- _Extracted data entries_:
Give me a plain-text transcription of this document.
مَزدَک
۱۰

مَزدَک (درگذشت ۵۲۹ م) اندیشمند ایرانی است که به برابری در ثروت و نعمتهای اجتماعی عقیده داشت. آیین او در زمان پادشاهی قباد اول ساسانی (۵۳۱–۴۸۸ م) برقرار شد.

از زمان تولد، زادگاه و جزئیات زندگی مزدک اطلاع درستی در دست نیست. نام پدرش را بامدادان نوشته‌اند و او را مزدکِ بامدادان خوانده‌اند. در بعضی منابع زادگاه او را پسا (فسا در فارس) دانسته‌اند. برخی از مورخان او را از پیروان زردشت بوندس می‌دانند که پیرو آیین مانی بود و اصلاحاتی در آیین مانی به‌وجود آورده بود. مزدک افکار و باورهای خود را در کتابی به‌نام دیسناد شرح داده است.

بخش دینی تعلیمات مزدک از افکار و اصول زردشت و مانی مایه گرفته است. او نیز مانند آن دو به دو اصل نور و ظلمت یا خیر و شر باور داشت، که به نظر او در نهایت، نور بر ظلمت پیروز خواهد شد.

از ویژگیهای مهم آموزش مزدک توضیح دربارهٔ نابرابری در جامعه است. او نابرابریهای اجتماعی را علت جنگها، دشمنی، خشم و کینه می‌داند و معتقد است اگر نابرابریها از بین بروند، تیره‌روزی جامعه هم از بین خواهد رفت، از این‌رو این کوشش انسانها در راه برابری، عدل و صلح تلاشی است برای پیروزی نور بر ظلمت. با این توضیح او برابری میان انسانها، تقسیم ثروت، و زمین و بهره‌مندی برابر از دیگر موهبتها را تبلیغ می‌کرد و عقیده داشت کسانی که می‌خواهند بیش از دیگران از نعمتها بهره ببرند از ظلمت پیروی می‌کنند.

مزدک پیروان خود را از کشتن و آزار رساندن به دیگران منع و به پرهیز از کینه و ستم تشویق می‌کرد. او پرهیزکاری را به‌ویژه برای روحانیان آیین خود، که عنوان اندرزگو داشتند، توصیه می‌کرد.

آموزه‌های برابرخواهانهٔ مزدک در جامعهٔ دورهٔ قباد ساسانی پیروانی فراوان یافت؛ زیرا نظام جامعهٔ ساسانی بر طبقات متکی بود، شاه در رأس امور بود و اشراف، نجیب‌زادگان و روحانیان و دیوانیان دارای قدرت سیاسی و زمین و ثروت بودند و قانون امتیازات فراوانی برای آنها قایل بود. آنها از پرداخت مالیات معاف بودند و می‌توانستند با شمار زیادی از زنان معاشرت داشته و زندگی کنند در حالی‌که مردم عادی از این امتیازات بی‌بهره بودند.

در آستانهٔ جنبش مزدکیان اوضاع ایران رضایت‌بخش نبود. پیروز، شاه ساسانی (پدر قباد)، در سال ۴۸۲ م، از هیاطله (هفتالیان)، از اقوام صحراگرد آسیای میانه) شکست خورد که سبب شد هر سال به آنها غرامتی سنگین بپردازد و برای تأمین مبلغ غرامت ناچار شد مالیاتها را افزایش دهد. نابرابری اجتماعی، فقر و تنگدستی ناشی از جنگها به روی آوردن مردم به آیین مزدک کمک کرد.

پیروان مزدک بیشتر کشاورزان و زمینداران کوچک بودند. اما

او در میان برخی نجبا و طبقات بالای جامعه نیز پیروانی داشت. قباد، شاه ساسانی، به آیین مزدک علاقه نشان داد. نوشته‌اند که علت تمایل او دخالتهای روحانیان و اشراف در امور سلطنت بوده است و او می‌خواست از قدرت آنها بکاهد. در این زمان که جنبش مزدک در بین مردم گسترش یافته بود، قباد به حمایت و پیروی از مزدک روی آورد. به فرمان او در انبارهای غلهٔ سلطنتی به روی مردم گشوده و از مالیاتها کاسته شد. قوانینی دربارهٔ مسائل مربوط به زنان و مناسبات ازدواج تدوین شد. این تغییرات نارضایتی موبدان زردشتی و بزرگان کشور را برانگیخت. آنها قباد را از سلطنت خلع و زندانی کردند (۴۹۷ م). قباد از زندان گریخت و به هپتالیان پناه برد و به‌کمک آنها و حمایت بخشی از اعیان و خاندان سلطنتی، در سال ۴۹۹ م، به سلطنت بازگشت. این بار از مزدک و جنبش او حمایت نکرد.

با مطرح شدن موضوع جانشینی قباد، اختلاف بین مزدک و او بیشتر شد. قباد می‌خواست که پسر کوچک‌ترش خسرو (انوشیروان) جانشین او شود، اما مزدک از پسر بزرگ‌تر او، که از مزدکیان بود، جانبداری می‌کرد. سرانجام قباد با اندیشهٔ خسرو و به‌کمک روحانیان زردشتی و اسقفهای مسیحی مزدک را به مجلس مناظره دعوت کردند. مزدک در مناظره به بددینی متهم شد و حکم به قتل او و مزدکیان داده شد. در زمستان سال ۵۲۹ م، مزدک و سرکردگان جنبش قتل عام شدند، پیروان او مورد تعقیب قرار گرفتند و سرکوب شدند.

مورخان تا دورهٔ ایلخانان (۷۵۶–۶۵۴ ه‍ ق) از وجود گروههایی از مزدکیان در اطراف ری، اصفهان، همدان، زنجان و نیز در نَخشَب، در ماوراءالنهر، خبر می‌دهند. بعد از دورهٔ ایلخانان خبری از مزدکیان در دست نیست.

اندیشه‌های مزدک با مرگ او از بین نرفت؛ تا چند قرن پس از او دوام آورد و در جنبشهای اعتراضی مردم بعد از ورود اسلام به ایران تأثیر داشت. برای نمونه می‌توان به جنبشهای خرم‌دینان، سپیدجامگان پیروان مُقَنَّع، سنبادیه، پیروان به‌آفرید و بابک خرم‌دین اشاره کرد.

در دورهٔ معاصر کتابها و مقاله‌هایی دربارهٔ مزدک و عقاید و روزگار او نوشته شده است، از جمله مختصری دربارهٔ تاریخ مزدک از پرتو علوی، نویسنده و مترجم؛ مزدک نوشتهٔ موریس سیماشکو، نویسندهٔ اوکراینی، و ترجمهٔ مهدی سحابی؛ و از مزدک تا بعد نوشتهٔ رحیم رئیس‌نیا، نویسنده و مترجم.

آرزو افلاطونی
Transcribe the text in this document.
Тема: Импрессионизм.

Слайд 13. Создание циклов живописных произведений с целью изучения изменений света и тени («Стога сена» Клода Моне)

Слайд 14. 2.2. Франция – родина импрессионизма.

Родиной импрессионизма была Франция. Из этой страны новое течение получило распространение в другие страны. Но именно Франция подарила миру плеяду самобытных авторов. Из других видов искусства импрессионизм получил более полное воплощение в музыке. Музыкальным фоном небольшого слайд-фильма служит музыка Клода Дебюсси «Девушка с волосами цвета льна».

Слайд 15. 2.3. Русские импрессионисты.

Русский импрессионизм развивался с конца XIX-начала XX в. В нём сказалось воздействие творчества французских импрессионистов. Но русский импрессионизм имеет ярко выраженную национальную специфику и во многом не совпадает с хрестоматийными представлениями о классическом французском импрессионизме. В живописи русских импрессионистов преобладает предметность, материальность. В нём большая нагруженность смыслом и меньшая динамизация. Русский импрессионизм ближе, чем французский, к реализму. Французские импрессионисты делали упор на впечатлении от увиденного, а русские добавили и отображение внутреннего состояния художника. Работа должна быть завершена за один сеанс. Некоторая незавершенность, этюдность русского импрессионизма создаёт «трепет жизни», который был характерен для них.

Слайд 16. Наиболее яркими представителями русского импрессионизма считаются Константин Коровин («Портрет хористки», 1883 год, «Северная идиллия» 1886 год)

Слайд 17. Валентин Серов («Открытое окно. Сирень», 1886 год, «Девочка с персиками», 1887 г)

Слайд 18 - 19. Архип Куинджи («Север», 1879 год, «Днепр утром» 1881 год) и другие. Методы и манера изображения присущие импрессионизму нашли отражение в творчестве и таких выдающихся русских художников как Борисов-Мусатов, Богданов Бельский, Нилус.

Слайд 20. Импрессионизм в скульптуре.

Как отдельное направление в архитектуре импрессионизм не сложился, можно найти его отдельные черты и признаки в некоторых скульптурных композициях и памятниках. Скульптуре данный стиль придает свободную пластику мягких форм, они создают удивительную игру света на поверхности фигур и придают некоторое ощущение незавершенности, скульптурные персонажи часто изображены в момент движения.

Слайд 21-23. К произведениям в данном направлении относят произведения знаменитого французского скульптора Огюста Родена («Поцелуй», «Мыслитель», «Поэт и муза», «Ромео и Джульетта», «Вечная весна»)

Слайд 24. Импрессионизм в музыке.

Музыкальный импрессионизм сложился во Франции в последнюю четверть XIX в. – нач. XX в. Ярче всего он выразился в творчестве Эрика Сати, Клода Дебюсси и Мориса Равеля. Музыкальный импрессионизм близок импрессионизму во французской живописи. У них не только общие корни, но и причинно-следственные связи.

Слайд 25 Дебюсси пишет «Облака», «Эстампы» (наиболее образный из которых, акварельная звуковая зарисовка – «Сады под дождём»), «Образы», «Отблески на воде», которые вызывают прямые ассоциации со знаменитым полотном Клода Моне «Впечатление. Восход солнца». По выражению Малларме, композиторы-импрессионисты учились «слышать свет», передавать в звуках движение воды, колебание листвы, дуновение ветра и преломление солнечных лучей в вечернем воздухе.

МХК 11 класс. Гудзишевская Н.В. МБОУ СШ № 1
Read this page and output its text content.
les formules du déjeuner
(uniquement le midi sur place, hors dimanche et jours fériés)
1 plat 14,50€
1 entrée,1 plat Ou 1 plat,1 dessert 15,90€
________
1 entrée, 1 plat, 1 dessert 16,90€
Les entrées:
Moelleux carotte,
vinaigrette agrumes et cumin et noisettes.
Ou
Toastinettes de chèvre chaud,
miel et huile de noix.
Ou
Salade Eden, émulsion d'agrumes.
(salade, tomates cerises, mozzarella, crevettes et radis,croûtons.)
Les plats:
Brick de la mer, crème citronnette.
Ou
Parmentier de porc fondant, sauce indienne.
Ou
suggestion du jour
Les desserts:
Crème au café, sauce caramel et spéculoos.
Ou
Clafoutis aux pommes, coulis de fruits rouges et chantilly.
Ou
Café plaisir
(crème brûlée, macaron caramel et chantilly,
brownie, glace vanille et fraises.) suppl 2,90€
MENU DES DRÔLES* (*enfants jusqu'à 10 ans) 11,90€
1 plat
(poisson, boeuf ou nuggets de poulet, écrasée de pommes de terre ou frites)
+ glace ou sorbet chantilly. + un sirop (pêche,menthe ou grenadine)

- _YOUR TASK_: Copy all lines from the data that hold the word "کنند".

- _THE ANSWER_:
از ویژگیهای مهم آموزش مزدک توضیح دربارهٔ نابرابری در جامعه است. او نابرابریهای اجتماعی را علت جنگها، دشمنی، خشم و کینه می‌داند و معتقد است اگر نابرابریها از بین بروند، تیره‌روزی جامعه هم از بین خواهد رفت، از این‌رو این کوشش انسانها در راه برابری، عدل و صلح تلاشی است برای پیروزی نور بر ظلمت. با این توضیح او برابری میان انسانها، تقسیم ثروت، و زمین و بهره‌مندی برابر از دیگر موهبتها را تبلیغ می‌کرد و عقیده داشت کسانی که می‌خواهند بیش از دیگران از نعمتها بهره ببرند از ظلمت پیروی می‌کنند.
آموزه‌های برابرخواهانهٔ مزدک در جامعهٔ دورهٔ قباد ساسانی پیروانی فراوان یافت؛ زیرا نظام جامعهٔ ساسانی بر طبقات متکی بود، شاه در رأس امور بود و اشراف، نجیب‌زادگان و روحانیان و دیوانیان دارای قدرت سیاسی و زمین و ثروت بودند و قانون امتیازات فراوانی برای آنها قایل بود. آنها از پرداخت مالیات معاف بودند و می‌توانستند با شمار زیادی از زنان معاشرت داشته و زندگی کنند در حالی‌که مردم عادی از این امتیازات بی‌بهره بودند.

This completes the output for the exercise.